* Written task *
In your copy, include every line of the listing below exactly but none of the pictures.

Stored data

+-------+

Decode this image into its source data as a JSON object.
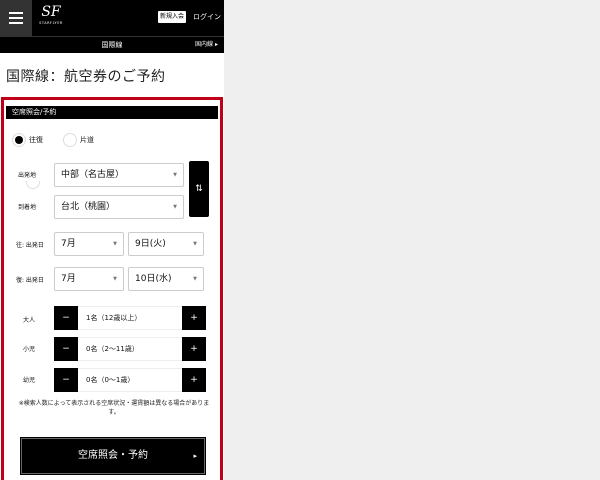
{
  "header": {
    "logo_mark": "SF",
    "logo_text": "STARFLYER",
    "signup_label": "新規入会",
    "login_label": "ログイン",
    "section_title": "国際線",
    "domestic_link": "国内線",
    "domestic_arrow": "▸"
  },
  "page": {
    "title": "国際線：航空券のご予約"
  },
  "form": {
    "heading": "空席照会/予約",
    "trip_types": [
      {
        "label": "往復",
        "selected": true
      },
      {
        "label": "片道",
        "selected": false
      }
    ],
    "departure_label": "出発地",
    "departure_value": "中部（名古屋）",
    "arrival_label": "到着地",
    "arrival_value": "台北（桃園）",
    "swap_icon": "⇅",
    "outbound_label": "往: 出発日",
    "outbound_month": "7月",
    "outbound_day": "9日(火)",
    "return_label": "復: 出発日",
    "return_month": "7月",
    "return_day": "10日(水)",
    "caret": "▼",
    "passengers": [
      {
        "label": "大人",
        "value": "1名（12歳以上）"
      },
      {
        "label": "小児",
        "value": "0名（2〜11歳）"
      },
      {
        "label": "幼児",
        "value": "0名（0〜1歳）"
      }
    ],
    "minus": "−",
    "plus": "+",
    "note": "※検索人数によって表示される空席状況・運賃額は異なる場合があります。",
    "submit_label": "空席照会・予約",
    "submit_arrow": "▸"
  }
}
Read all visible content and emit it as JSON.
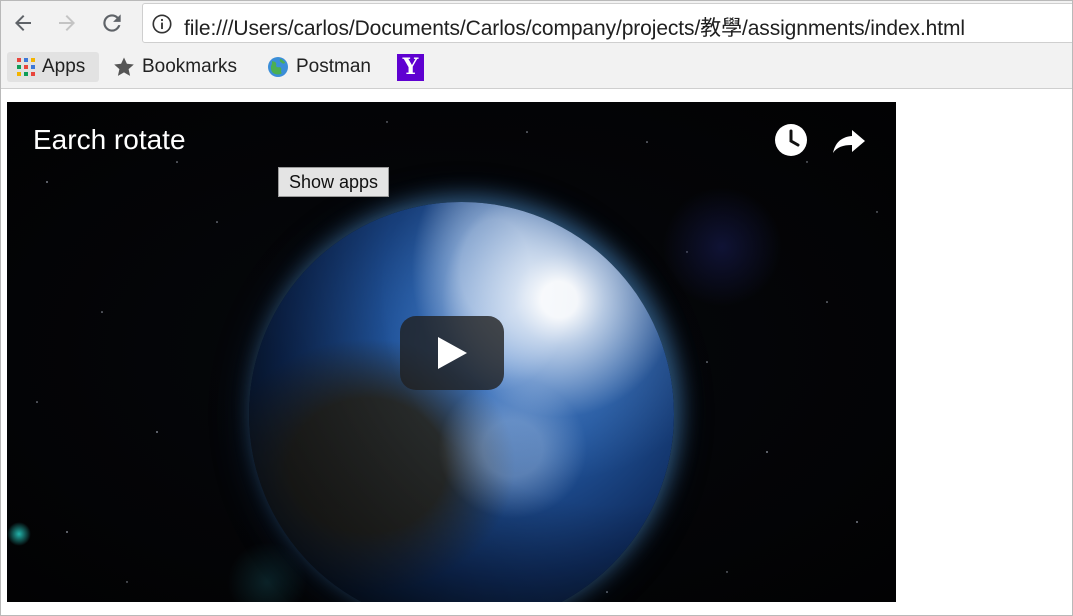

+-------+

* Complete answer *
Decode this image into its source data as a JSON object.
{
  "header": {
    "logo_mark": "SF",
    "logo_text": "STARFLYER",
    "signup_label": "新規入会",
    "login_label": "ログイン",
    "section_title": "国際線",
    "domestic_link": "国内線",
    "domestic_arrow": "▸"
  },
  "page": {
    "title": "国際線：航空券のご予約"
  },
  "form": {
    "heading": "空席照会/予約",
    "trip_types": [
      {
        "label": "往復",
        "selected": true
      },
      {
        "label": "片道",
        "selected": false
      }
    ],
    "departure_label": "出発地",
    "departure_value": "中部（名古屋）",
    "arrival_label": "到着地",
    "arrival_value": "台北（桃園）",
    "swap_icon": "⇅",
    "outbound_label": "往: 出発日",
    "outbound_month": "7月",
    "outbound_day": "9日(火)",
    "return_label": "復: 出発日",
    "return_month": "7月",
    "return_day": "10日(水)",
    "caret": "▼",
    "passengers": [
      {
        "label": "大人",
        "value": "1名（12歳以上）"
      },
      {
        "label": "小児",
        "value": "0名（2〜11歳）"
      },
      {
        "label": "幼児",
        "value": "0名（0〜1歳）"
      }
    ],
    "minus": "−",
    "plus": "+",
    "note": "※検索人数によって表示される空席状況・運賃額は異なる場合があります。",
    "submit_label": "空席照会・予約",
    "submit_arrow": "▸"
  }
}
Read all visible content and emit it as JSON.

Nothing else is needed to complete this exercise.